_PROBLEM STATEMENT_: Please print the full listing exactly.

--- Start ---

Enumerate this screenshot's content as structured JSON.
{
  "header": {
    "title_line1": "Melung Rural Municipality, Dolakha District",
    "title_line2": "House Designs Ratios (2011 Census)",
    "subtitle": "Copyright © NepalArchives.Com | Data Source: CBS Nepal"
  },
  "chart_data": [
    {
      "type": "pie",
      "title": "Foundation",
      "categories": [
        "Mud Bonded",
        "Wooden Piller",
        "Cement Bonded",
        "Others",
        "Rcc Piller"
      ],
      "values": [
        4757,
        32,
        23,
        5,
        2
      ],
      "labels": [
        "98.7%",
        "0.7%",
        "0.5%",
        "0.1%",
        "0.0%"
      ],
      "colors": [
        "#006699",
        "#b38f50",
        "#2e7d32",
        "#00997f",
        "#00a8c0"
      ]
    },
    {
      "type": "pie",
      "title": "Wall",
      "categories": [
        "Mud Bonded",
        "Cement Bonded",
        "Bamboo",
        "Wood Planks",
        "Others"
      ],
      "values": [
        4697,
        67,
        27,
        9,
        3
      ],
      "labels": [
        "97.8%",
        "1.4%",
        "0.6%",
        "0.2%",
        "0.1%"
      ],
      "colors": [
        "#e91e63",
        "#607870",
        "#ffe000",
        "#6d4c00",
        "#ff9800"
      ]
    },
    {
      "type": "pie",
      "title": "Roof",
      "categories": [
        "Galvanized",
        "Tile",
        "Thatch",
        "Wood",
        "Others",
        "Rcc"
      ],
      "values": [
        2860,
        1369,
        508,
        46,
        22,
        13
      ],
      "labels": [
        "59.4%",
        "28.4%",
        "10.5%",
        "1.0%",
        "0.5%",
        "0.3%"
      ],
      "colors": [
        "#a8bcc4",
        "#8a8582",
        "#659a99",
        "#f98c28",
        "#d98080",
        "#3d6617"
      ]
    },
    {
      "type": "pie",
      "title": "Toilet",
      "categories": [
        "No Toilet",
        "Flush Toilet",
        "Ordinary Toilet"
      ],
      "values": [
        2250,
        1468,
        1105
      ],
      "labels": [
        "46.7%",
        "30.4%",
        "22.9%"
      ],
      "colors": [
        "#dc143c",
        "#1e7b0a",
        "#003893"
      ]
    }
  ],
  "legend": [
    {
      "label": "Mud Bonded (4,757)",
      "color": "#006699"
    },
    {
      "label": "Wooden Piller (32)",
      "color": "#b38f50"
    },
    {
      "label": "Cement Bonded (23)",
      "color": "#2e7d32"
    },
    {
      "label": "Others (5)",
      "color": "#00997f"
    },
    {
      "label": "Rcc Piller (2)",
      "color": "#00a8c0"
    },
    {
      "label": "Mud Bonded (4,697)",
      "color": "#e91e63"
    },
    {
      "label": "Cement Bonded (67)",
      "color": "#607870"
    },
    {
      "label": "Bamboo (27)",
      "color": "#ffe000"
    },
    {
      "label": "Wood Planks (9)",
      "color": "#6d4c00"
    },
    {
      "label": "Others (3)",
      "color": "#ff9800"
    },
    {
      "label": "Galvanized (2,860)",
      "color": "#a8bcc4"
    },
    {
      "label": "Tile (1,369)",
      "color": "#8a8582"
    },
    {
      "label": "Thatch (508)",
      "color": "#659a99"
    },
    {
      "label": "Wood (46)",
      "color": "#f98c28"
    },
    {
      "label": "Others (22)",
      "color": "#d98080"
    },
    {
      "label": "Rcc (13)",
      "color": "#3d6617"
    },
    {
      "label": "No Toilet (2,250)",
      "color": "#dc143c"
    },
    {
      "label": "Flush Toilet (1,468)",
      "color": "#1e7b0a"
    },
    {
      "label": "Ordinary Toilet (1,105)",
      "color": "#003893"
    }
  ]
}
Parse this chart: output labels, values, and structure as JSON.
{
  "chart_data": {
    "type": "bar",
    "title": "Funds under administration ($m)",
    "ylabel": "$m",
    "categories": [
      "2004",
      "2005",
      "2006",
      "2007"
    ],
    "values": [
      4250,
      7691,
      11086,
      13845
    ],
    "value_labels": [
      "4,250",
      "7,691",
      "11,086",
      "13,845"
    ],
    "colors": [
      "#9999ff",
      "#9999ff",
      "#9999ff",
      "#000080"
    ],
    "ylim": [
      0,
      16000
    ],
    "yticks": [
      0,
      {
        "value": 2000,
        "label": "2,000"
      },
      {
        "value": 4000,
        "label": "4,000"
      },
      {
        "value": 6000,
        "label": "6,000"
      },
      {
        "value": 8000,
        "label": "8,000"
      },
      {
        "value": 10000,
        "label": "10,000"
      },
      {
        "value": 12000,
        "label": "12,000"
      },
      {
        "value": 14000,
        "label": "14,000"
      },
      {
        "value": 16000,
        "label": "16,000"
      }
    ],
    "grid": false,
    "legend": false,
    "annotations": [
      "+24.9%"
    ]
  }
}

--- End ---

_WRITTEN ANSWER_:
Enumerate this screenshot's content as structured JSON.
{
  "header": {
    "title_line1": "Melung Rural Municipality, Dolakha District",
    "title_line2": "House Designs Ratios (2011 Census)",
    "subtitle": "Copyright © NepalArchives.Com | Data Source: CBS Nepal"
  },
  "chart_data": [
    {
      "type": "pie",
      "title": "Foundation",
      "categories": [
        "Mud Bonded",
        "Wooden Piller",
        "Cement Bonded",
        "Others",
        "Rcc Piller"
      ],
      "values": [
        4757,
        32,
        23,
        5,
        2
      ],
      "labels": [
        "98.7%",
        "0.7%",
        "0.5%",
        "0.1%",
        "0.0%"
      ],
      "colors": [
        "#006699",
        "#b38f50",
        "#2e7d32",
        "#00997f",
        "#00a8c0"
      ]
    },
    {
      "type": "pie",
      "title": "Wall",
      "categories": [
        "Mud Bonded",
        "Cement Bonded",
        "Bamboo",
        "Wood Planks",
        "Others"
      ],
      "values": [
        4697,
        67,
        27,
        9,
        3
      ],
      "labels": [
        "97.8%",
        "1.4%",
        "0.6%",
        "0.2%",
        "0.1%"
      ],
      "colors": [
        "#e91e63",
        "#607870",
        "#ffe000",
        "#6d4c00",
        "#ff9800"
      ]
    },
    {
      "type": "pie",
      "title": "Roof",
      "categories": [
        "Galvanized",
        "Tile",
        "Thatch",
        "Wood",
        "Others",
        "Rcc"
      ],
      "values": [
        2860,
        1369,
        508,
        46,
        22,
        13
      ],
      "labels": [
        "59.4%",
        "28.4%",
        "10.5%",
        "1.0%",
        "0.5%",
        "0.3%"
      ],
      "colors": [
        "#a8bcc4",
        "#8a8582",
        "#659a99",
        "#f98c28",
        "#d98080",
        "#3d6617"
      ]
    },
    {
      "type": "pie",
      "title": "Toilet",
      "categories": [
        "No Toilet",
        "Flush Toilet",
        "Ordinary Toilet"
      ],
      "values": [
        2250,
        1468,
        1105
      ],
      "labels": [
        "46.7%",
        "30.4%",
        "22.9%"
      ],
      "colors": [
        "#dc143c",
        "#1e7b0a",
        "#003893"
      ]
    }
  ],
  "legend": [
    {
      "label": "Mud Bonded (4,757)",
      "color": "#006699"
    },
    {
      "label": "Wooden Piller (32)",
      "color": "#b38f50"
    },
    {
      "label": "Cement Bonded (23)",
      "color": "#2e7d32"
    },
    {
      "label": "Others (5)",
      "color": "#00997f"
    },
    {
      "label": "Rcc Piller (2)",
      "color": "#00a8c0"
    },
    {
      "label": "Mud Bonded (4,697)",
      "color": "#e91e63"
    },
    {
      "label": "Cement Bonded (67)",
      "color": "#607870"
    },
    {
      "label": "Bamboo (27)",
      "color": "#ffe000"
    },
    {
      "label": "Wood Planks (9)",
      "color": "#6d4c00"
    },
    {
      "label": "Others (3)",
      "color": "#ff9800"
    },
    {
      "label": "Galvanized (2,860)",
      "color": "#a8bcc4"
    },
    {
      "label": "Tile (1,369)",
      "color": "#8a8582"
    },
    {
      "label": "Thatch (508)",
      "color": "#659a99"
    },
    {
      "label": "Wood (46)",
      "color": "#f98c28"
    },
    {
      "label": "Others (22)",
      "color": "#d98080"
    },
    {
      "label": "Rcc (13)",
      "color": "#3d6617"
    },
    {
      "label": "No Toilet (2,250)",
      "color": "#dc143c"
    },
    {
      "label": "Flush Toilet (1,468)",
      "color": "#1e7b0a"
    },
    {
      "label": "Ordinary Toilet (1,105)",
      "color": "#003893"
    }
  ]
}
Parse this chart: output labels, values, and structure as JSON.
{
  "chart_data": {
    "type": "bar",
    "title": "Funds under administration ($m)",
    "ylabel": "$m",
    "categories": [
      "2004",
      "2005",
      "2006",
      "2007"
    ],
    "values": [
      4250,
      7691,
      11086,
      13845
    ],
    "value_labels": [
      "4,250",
      "7,691",
      "11,086",
      "13,845"
    ],
    "colors": [
      "#9999ff",
      "#9999ff",
      "#9999ff",
      "#000080"
    ],
    "ylim": [
      0,
      16000
    ],
    "yticks": [
      0,
      {
        "value": 2000,
        "label": "2,000"
      },
      {
        "value": 4000,
        "label": "4,000"
      },
      {
        "value": 6000,
        "label": "6,000"
      },
      {
        "value": 8000,
        "label": "8,000"
      },
      {
        "value": 10000,
        "label": "10,000"
      },
      {
        "value": 12000,
        "label": "12,000"
      },
      {
        "value": 14000,
        "label": "14,000"
      },
      {
        "value": 16000,
        "label": "16,000"
      }
    ],
    "grid": false,
    "legend": false,
    "annotations": [
      "+24.9%"
    ]
  }
}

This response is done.